--- TEXT BLOCK Enclosed Below ---
Re: Strange auth denial with IE Integrated Security and IIS; but not Firefox, Netscape

From: Bernard (qbernard_at_hotmail.com.discuss)
Date: 11/24/04

• Next message: Ken Schaefer: "Re: IIS 6 slows down ASP pages"
• Previous message: Kevin C: "Re: Strange auth denial with IE Integrated Security and IIS; but not Firefox, Netscape"
• In reply to: Kevin C: "Re: Strange auth denial with IE Integrated Security and IIS; but not Firefox, Netscape"
• Messages sorted by: [ date ] [ thread ] [ subject ] [ author ] [ attachment ]

---

Date: Wed, 24 Nov 2004 14:32:01 +0800

Thanks :)

And yes - default there's no entry for
 "NTAuthenticationProviders".

it should be 'Negotiate,NTLM' if it's default.

-- 
Regards,
Bernard Cheah
http://www.tryiis.com/
http://support.microsoft.com/
http://www.msmvps.com/bernard/
"Kevin C" <kc@noneya.com> wrote in message
news:eG4UMXe0EHA.2016@TK2MSFTNGP15.phx.gbl...
--- End of Enclosed TEXT BLOCK ---
--- SUPPLIED ENTRIES Enclosed Below ---
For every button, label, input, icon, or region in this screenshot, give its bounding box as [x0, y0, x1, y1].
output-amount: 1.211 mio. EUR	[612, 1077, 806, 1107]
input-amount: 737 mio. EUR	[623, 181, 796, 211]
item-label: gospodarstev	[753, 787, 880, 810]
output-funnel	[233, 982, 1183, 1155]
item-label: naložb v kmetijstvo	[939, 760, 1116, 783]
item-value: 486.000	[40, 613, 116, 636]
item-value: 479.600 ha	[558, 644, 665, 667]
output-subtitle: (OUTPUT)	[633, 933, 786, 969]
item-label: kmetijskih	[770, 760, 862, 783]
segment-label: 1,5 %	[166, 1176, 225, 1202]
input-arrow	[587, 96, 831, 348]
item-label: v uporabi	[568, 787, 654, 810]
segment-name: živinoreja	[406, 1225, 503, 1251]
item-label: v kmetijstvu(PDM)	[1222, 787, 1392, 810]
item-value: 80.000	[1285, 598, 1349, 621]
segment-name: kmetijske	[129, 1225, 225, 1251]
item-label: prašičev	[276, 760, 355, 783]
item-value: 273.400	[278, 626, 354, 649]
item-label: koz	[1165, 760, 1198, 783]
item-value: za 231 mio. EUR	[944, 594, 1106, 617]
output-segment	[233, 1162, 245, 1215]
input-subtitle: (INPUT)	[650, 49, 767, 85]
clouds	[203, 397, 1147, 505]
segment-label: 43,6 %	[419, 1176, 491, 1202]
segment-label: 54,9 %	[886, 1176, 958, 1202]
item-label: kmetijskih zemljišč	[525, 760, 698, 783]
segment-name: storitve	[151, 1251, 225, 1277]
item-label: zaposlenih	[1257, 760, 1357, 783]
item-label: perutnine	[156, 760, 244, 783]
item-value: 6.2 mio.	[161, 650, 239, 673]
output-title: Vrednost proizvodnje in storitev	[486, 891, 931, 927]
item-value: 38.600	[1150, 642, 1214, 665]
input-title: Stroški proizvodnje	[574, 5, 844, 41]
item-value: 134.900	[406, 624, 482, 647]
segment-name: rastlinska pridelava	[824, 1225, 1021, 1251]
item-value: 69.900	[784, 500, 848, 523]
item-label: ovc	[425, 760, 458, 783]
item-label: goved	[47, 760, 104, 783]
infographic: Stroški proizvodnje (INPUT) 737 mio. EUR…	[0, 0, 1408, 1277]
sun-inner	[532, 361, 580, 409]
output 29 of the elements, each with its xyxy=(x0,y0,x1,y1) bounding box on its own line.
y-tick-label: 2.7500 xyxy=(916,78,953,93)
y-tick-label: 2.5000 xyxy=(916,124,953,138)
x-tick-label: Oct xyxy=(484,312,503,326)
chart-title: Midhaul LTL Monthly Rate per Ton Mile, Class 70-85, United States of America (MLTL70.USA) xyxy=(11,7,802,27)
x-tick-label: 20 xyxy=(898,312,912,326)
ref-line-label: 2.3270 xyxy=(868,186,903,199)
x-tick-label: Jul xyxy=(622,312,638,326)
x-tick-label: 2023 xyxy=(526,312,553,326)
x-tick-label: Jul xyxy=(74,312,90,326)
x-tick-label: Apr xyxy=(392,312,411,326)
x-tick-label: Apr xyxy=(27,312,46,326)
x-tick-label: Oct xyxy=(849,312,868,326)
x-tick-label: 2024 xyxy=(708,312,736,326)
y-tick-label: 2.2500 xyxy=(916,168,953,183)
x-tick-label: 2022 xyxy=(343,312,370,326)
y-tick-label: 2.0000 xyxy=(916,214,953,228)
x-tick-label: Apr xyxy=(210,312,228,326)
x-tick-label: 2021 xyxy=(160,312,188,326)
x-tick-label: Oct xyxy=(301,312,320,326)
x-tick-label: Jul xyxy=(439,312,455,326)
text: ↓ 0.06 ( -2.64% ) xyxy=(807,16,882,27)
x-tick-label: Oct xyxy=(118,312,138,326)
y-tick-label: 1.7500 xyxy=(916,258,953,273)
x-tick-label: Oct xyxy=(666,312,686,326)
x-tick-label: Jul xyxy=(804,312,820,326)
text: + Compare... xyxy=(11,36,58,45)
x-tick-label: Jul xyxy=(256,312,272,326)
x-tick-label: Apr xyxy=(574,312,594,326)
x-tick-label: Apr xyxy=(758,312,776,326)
--- End of Enclosed SUPPLIED ENTRIES ---
▶ **QUESTIONS ON THE MATERIAL**:
A: List every web address that appears in the signature of the IIS authentication forum post.
B: Pick up the IIS authentication forum post after its final line and carry it on.

▶ **ANSWERS TO EACH TASK**:
A:
http://www.tryiis.com/
http://support.microsoft.com/
http://www.msmvps.com/bernard/

B:
> You were pretty close on the money with you post about:
>  "What I suspect is Kerberos auth failed, when the "Enable Windows
> Integrated Authentication" is on. IE will force kerberos auth, without it,
> it will pick NTLM if kerberos failed."
>
> Excuse me if I go off in a dream world - I Just took a ambian to help me
> sleep ;)
>
> We are on AD.  By default when a machine is added to the AD the machine's
> LOCAL and NETWORK service accounts are registered with AD. These are
> obviously the accounts that are tarted to run asp.net web apps by default.
> By being registetred with AD those two accounts can be authenticated by AD
> from that machine.  Since I am using a custom account, AD does not have an
> SPN registerd for that useraccount so auth fails.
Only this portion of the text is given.